- INSTRUCTIONS TO FOLLOW
Set down the records once more, please, exactly and with the pictures left out.

- DATASET
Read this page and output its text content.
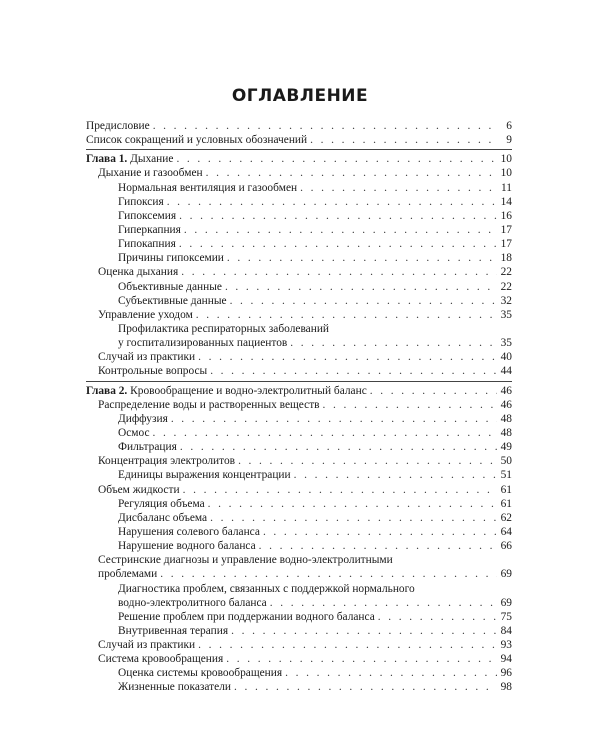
ОГЛАВЛЕНИЕ
Предисловие . . .	6
Список сокращений и условных обозначений . . .	9
Глава 1. Дыхание . . .	10
Дыхание и газообмен . . .	10
Нормальная вентиляция и газообмен . . .	11
Гипоксия . . .	14
Гипоксемия . . .	16
Гиперкапния . . .	17
Гипокапния . . .	17
Причины гипоксемии . . .	18
Оценка дыхания . . .	22
Объективные данные . . .	22
Субъективные данные . . .	32
Управление уходом . . .	35
Профилактика респираторных заболеваний
у госпитализированных пациентов . . .	35
Случай из практики . . .	40
Контрольные вопросы . . .	44
Глава 2. Кровообращение и водно-электролитный баланс . . .	46
Распределение воды и растворенных веществ . . .	46
Диффузия . . .	48
Осмос . . .	48
Фильтрация . . .	49
Концентрация электролитов . . .	50
Единицы выражения концентрации . . .	51
Объем жидкости . . .	61
Регуляция объема . . .	61
Дисбаланс объема . . .	62
Нарушения солевого баланса . . .	64
Нарушение водного баланса . . .	66
Сестринские диагнозы и управление водно-электролитными
проблемами . . .	69
Диагностика проблем, связанных с поддержкой нормального
водно-электролитного баланса . . .	69
Решение проблем при поддержании водного баланса . . .	75
Внутривенная терапия . . .	84
Случай из практики . . .	93
Система кровообращения . . .	94
Оценка системы кровообращения . . .	96
Жизненные показатели . . .	98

- RESULT OF THIS TASK
Read this page and output its text content.
ОГЛАВЛЕНИЕ
Предисловие . . .	6
Список сокращений и условных обозначений . . .	9
Глава 1. Дыхание . . .	10
Дыхание и газообмен . . .	10
Нормальная вентиляция и газообмен . . .	11
Гипоксия . . .	14
Гипоксемия . . .	16
Гиперкапния . . .	17
Гипокапния . . .	17
Причины гипоксемии . . .	18
Оценка дыхания . . .	22
Объективные данные . . .	22
Субъективные данные . . .	32
Управление уходом . . .	35
Профилактика респираторных заболеваний
у госпитализированных пациентов . . .	35
Случай из практики . . .	40
Контрольные вопросы . . .	44
Глава 2. Кровообращение и водно-электролитный баланс . . .	46
Распределение воды и растворенных веществ . . .	46
Диффузия . . .	48
Осмос . . .	48
Фильтрация . . .	49
Концентрация электролитов . . .	50
Единицы выражения концентрации . . .	51
Объем жидкости . . .	61
Регуляция объема . . .	61
Дисбаланс объема . . .	62
Нарушения солевого баланса . . .	64
Нарушение водного баланса . . .	66
Сестринские диагнозы и управление водно-электролитными
проблемами . . .	69
Диагностика проблем, связанных с поддержкой нормального
водно-электролитного баланса . . .	69
Решение проблем при поддержании водного баланса . . .	75
Внутривенная терапия . . .	84
Случай из практики . . .	93
Система кровообращения . . .	94
Оценка системы кровообращения . . .	96
Жизненные показатели . . .	98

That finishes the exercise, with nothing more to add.